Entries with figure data
------------------------------

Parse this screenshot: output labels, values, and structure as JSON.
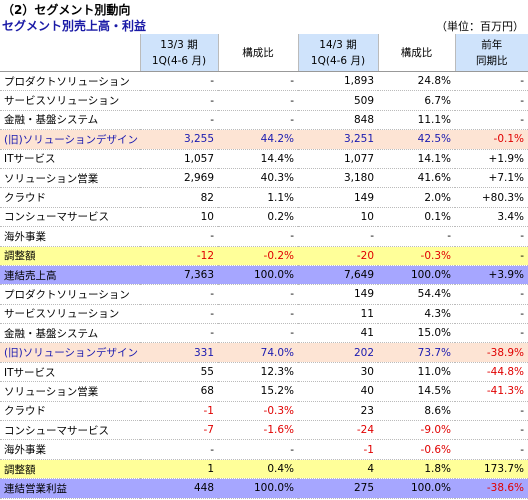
{
  "header": {
    "title": "（2）セグメント別動向",
    "subtitle": "セグメント別売上高・利益",
    "unit": "（単位：百万円）"
  },
  "table": {
    "columns": [
      [
        "13/3 期",
        "1Q(4-6 月)"
      ],
      [
        "構成比"
      ],
      [
        "14/3 期",
        "1Q(4-6 月)"
      ],
      [
        "構成比"
      ],
      [
        "前年",
        "同期比"
      ]
    ],
    "rows": [
      [
        "プロダクトソリューション",
        "-",
        "-",
        "1,893",
        "24.8%",
        "-"
      ],
      [
        "サービスソリューション",
        "-",
        "-",
        "509",
        "6.7%",
        "-"
      ],
      [
        "金融・基盤システム",
        "-",
        "-",
        "848",
        "11.1%",
        "-"
      ],
      [
        "(旧)ソリューションデザイン",
        "3,255",
        "44.2%",
        "3,251",
        "42.5%",
        "-0.1%"
      ],
      [
        "ITサービス",
        "1,057",
        "14.4%",
        "1,077",
        "14.1%",
        "+1.9%"
      ],
      [
        "ソリューション営業",
        "2,969",
        "40.3%",
        "3,180",
        "41.6%",
        "+7.1%"
      ],
      [
        "クラウド",
        "82",
        "1.1%",
        "149",
        "2.0%",
        "+80.3%"
      ],
      [
        "コンシューマサービス",
        "10",
        "0.2%",
        "10",
        "0.1%",
        "3.4%"
      ],
      [
        "海外事業",
        "-",
        "-",
        "-",
        "-",
        "-"
      ],
      [
        "調整額",
        "-12",
        "-0.2%",
        "-20",
        "-0.3%",
        "-"
      ],
      [
        "連結売上高",
        "7,363",
        "100.0%",
        "7,649",
        "100.0%",
        "+3.9%"
      ],
      [
        "プロダクトソリューション",
        "-",
        "-",
        "149",
        "54.4%",
        "-"
      ],
      [
        "サービスソリューション",
        "-",
        "-",
        "11",
        "4.3%",
        "-"
      ],
      [
        "金融・基盤システム",
        "-",
        "-",
        "41",
        "15.0%",
        "-"
      ],
      [
        "(旧)ソリューションデザイン",
        "331",
        "74.0%",
        "202",
        "73.7%",
        "-38.9%"
      ],
      [
        "ITサービス",
        "55",
        "12.3%",
        "30",
        "11.0%",
        "-44.8%"
      ],
      [
        "ソリューション営業",
        "68",
        "15.2%",
        "40",
        "14.5%",
        "-41.3%"
      ],
      [
        "クラウド",
        "-1",
        "-0.3%",
        "23",
        "8.6%",
        "-"
      ],
      [
        "コンシューマサービス",
        "-7",
        "-1.6%",
        "-24",
        "-9.0%",
        "-"
      ],
      [
        "海外事業",
        "-",
        "-",
        "-1",
        "-0.6%",
        "-"
      ],
      [
        "調整額",
        "1",
        "0.4%",
        "4",
        "1.8%",
        "173.7%"
      ],
      [
        "連結営業利益",
        "448",
        "100.0%",
        "275",
        "100.0%",
        "-38.6%"
      ]
    ]
  }
}
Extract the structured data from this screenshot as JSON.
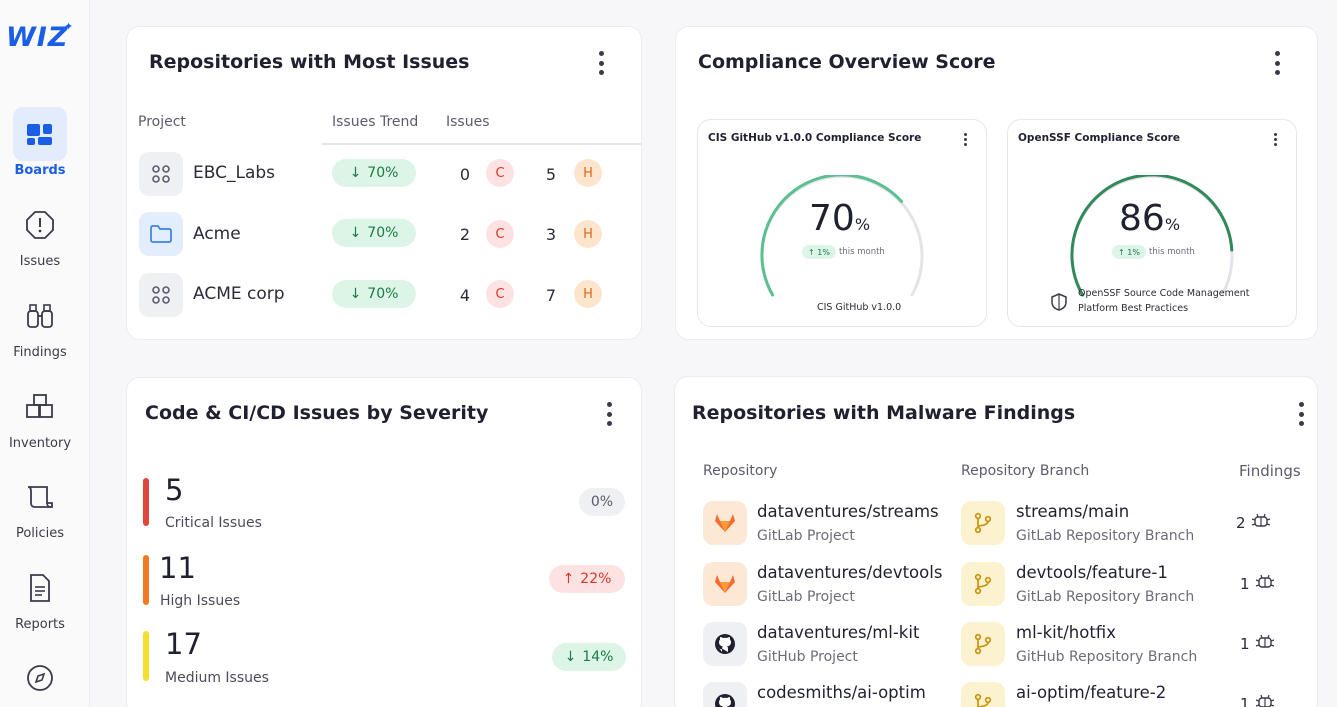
{
  "brand": {
    "name": "WIZ"
  },
  "sidebar": {
    "items": [
      {
        "label": "Boards",
        "icon": "boards-icon",
        "active": true
      },
      {
        "label": "Issues",
        "icon": "alert-octagon-icon"
      },
      {
        "label": "Findings",
        "icon": "binoculars-icon"
      },
      {
        "label": "Inventory",
        "icon": "boxes-icon"
      },
      {
        "label": "Policies",
        "icon": "scroll-icon"
      },
      {
        "label": "Reports",
        "icon": "document-icon"
      },
      {
        "label": "",
        "icon": "compass-icon"
      }
    ]
  },
  "repos_issues": {
    "title": "Repositories with Most Issues",
    "columns": {
      "project": "Project",
      "trend": "Issues Trend",
      "issues": "Issues"
    },
    "rows": [
      {
        "name": "EBC_Labs",
        "icon": "grid-icon",
        "trend": "70%",
        "critical": "0",
        "critical_label": "C",
        "high": "5",
        "high_label": "H"
      },
      {
        "name": "Acme",
        "icon": "folder-icon",
        "trend": "70%",
        "critical": "2",
        "critical_label": "C",
        "high": "3",
        "high_label": "H"
      },
      {
        "name": "ACME corp",
        "icon": "grid-icon",
        "trend": "70%",
        "critical": "4",
        "critical_label": "C",
        "high": "7",
        "high_label": "H"
      }
    ]
  },
  "compliance": {
    "title": "Compliance Overview Score",
    "cards": [
      {
        "title": "CIS GitHub v1.0.0 Compliance Score",
        "score": "70",
        "unit": "%",
        "change": "1%",
        "change_text": "this month",
        "caption": "CIS GitHub v1.0.0",
        "score_fraction": 0.7,
        "color": "#5cbf8f"
      },
      {
        "title": "OpenSSF Compliance Score",
        "score": "86",
        "unit": "%",
        "change": "1%",
        "change_text": "this month",
        "caption_line1": "OpenSSF Source Code Management",
        "caption_line2": "Platform Best Practices",
        "score_fraction": 0.86,
        "color": "#2f8a58"
      }
    ]
  },
  "severity": {
    "title": "Code & CI/CD Issues by Severity",
    "items": [
      {
        "count": "5",
        "label": "Critical Issues",
        "delta": "0%",
        "direction": "neutral",
        "color": "#e0463c"
      },
      {
        "count": "11",
        "label": "High Issues",
        "delta": "22%",
        "direction": "up",
        "color": "#f07a1f"
      },
      {
        "count": "17",
        "label": "Medium Issues",
        "delta": "14%",
        "direction": "down",
        "color": "#f5e031"
      }
    ]
  },
  "malware": {
    "title": "Repositories with Malware Findings",
    "columns": {
      "repository": "Repository",
      "branch": "Repository Branch",
      "findings": "Findings"
    },
    "rows": [
      {
        "repo": "dataventures/streams",
        "repo_type": "GitLab Project",
        "platform": "gitlab",
        "branch": "streams/main",
        "branch_type": "GitLab Repository Branch",
        "findings": "2"
      },
      {
        "repo": "dataventures/devtools",
        "repo_type": "GitLab Project",
        "platform": "gitlab",
        "branch": "devtools/feature-1",
        "branch_type": "GitLab Repository Branch",
        "findings": "1"
      },
      {
        "repo": "dataventures/ml-kit",
        "repo_type": "GitHub Project",
        "platform": "github",
        "branch": "ml-kit/hotfix",
        "branch_type": "GitHub Repository Branch",
        "findings": "1"
      },
      {
        "repo": "codesmiths/ai-optim",
        "repo_type": "",
        "platform": "github",
        "branch": "ai-optim/feature-2",
        "branch_type": "",
        "findings": "1"
      }
    ]
  }
}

------------------------------

# STATED GOAL
Transcribe the records above verbatim. Do not carry over any picture.

# TASK OUTPUT
Parse this screenshot: output labels, values, and structure as JSON.
{
  "header": {
    "title": "（2）セグメント別動向",
    "subtitle": "セグメント別売上高・利益",
    "unit": "（単位：百万円）"
  },
  "table": {
    "columns": [
      [
        "13/3 期",
        "1Q(4-6 月)"
      ],
      [
        "構成比"
      ],
      [
        "14/3 期",
        "1Q(4-6 月)"
      ],
      [
        "構成比"
      ],
      [
        "前年",
        "同期比"
      ]
    ],
    "rows": [
      [
        "プロダクトソリューション",
        "-",
        "-",
        "1,893",
        "24.8%",
        "-"
      ],
      [
        "サービスソリューション",
        "-",
        "-",
        "509",
        "6.7%",
        "-"
      ],
      [
        "金融・基盤システム",
        "-",
        "-",
        "848",
        "11.1%",
        "-"
      ],
      [
        "(旧)ソリューションデザイン",
        "3,255",
        "44.2%",
        "3,251",
        "42.5%",
        "-0.1%"
      ],
      [
        "ITサービス",
        "1,057",
        "14.4%",
        "1,077",
        "14.1%",
        "+1.9%"
      ],
      [
        "ソリューション営業",
        "2,969",
        "40.3%",
        "3,180",
        "41.6%",
        "+7.1%"
      ],
      [
        "クラウド",
        "82",
        "1.1%",
        "149",
        "2.0%",
        "+80.3%"
      ],
      [
        "コンシューマサービス",
        "10",
        "0.2%",
        "10",
        "0.1%",
        "3.4%"
      ],
      [
        "海外事業",
        "-",
        "-",
        "-",
        "-",
        "-"
      ],
      [
        "調整額",
        "-12",
        "-0.2%",
        "-20",
        "-0.3%",
        "-"
      ],
      [
        "連結売上高",
        "7,363",
        "100.0%",
        "7,649",
        "100.0%",
        "+3.9%"
      ],
      [
        "プロダクトソリューション",
        "-",
        "-",
        "149",
        "54.4%",
        "-"
      ],
      [
        "サービスソリューション",
        "-",
        "-",
        "11",
        "4.3%",
        "-"
      ],
      [
        "金融・基盤システム",
        "-",
        "-",
        "41",
        "15.0%",
        "-"
      ],
      [
        "(旧)ソリューションデザイン",
        "331",
        "74.0%",
        "202",
        "73.7%",
        "-38.9%"
      ],
      [
        "ITサービス",
        "55",
        "12.3%",
        "30",
        "11.0%",
        "-44.8%"
      ],
      [
        "ソリューション営業",
        "68",
        "15.2%",
        "40",
        "14.5%",
        "-41.3%"
      ],
      [
        "クラウド",
        "-1",
        "-0.3%",
        "23",
        "8.6%",
        "-"
      ],
      [
        "コンシューマサービス",
        "-7",
        "-1.6%",
        "-24",
        "-9.0%",
        "-"
      ],
      [
        "海外事業",
        "-",
        "-",
        "-1",
        "-0.6%",
        "-"
      ],
      [
        "調整額",
        "1",
        "0.4%",
        "4",
        "1.8%",
        "173.7%"
      ],
      [
        "連結営業利益",
        "448",
        "100.0%",
        "275",
        "100.0%",
        "-38.6%"
      ]
    ]
  }
}
Extract the structured data from this screenshot as JSON.
{
  "brand": {
    "name": "WIZ"
  },
  "sidebar": {
    "items": [
      {
        "label": "Boards",
        "icon": "boards-icon",
        "active": true
      },
      {
        "label": "Issues",
        "icon": "alert-octagon-icon"
      },
      {
        "label": "Findings",
        "icon": "binoculars-icon"
      },
      {
        "label": "Inventory",
        "icon": "boxes-icon"
      },
      {
        "label": "Policies",
        "icon": "scroll-icon"
      },
      {
        "label": "Reports",
        "icon": "document-icon"
      },
      {
        "label": "",
        "icon": "compass-icon"
      }
    ]
  },
  "repos_issues": {
    "title": "Repositories with Most Issues",
    "columns": {
      "project": "Project",
      "trend": "Issues Trend",
      "issues": "Issues"
    },
    "rows": [
      {
        "name": "EBC_Labs",
        "icon": "grid-icon",
        "trend": "70%",
        "critical": "0",
        "critical_label": "C",
        "high": "5",
        "high_label": "H"
      },
      {
        "name": "Acme",
        "icon": "folder-icon",
        "trend": "70%",
        "critical": "2",
        "critical_label": "C",
        "high": "3",
        "high_label": "H"
      },
      {
        "name": "ACME corp",
        "icon": "grid-icon",
        "trend": "70%",
        "critical": "4",
        "critical_label": "C",
        "high": "7",
        "high_label": "H"
      }
    ]
  },
  "compliance": {
    "title": "Compliance Overview Score",
    "cards": [
      {
        "title": "CIS GitHub v1.0.0 Compliance Score",
        "score": "70",
        "unit": "%",
        "change": "1%",
        "change_text": "this month",
        "caption": "CIS GitHub v1.0.0",
        "score_fraction": 0.7,
        "color": "#5cbf8f"
      },
      {
        "title": "OpenSSF Compliance Score",
        "score": "86",
        "unit": "%",
        "change": "1%",
        "change_text": "this month",
        "caption_line1": "OpenSSF Source Code Management",
        "caption_line2": "Platform Best Practices",
        "score_fraction": 0.86,
        "color": "#2f8a58"
      }
    ]
  },
  "severity": {
    "title": "Code & CI/CD Issues by Severity",
    "items": [
      {
        "count": "5",
        "label": "Critical Issues",
        "delta": "0%",
        "direction": "neutral",
        "color": "#e0463c"
      },
      {
        "count": "11",
        "label": "High Issues",
        "delta": "22%",
        "direction": "up",
        "color": "#f07a1f"
      },
      {
        "count": "17",
        "label": "Medium Issues",
        "delta": "14%",
        "direction": "down",
        "color": "#f5e031"
      }
    ]
  },
  "malware": {
    "title": "Repositories with Malware Findings",
    "columns": {
      "repository": "Repository",
      "branch": "Repository Branch",
      "findings": "Findings"
    },
    "rows": [
      {
        "repo": "dataventures/streams",
        "repo_type": "GitLab Project",
        "platform": "gitlab",
        "branch": "streams/main",
        "branch_type": "GitLab Repository Branch",
        "findings": "2"
      },
      {
        "repo": "dataventures/devtools",
        "repo_type": "GitLab Project",
        "platform": "gitlab",
        "branch": "devtools/feature-1",
        "branch_type": "GitLab Repository Branch",
        "findings": "1"
      },
      {
        "repo": "dataventures/ml-kit",
        "repo_type": "GitHub Project",
        "platform": "github",
        "branch": "ml-kit/hotfix",
        "branch_type": "GitHub Repository Branch",
        "findings": "1"
      },
      {
        "repo": "codesmiths/ai-optim",
        "repo_type": "",
        "platform": "github",
        "branch": "ai-optim/feature-2",
        "branch_type": "",
        "findings": "1"
      }
    ]
  }
}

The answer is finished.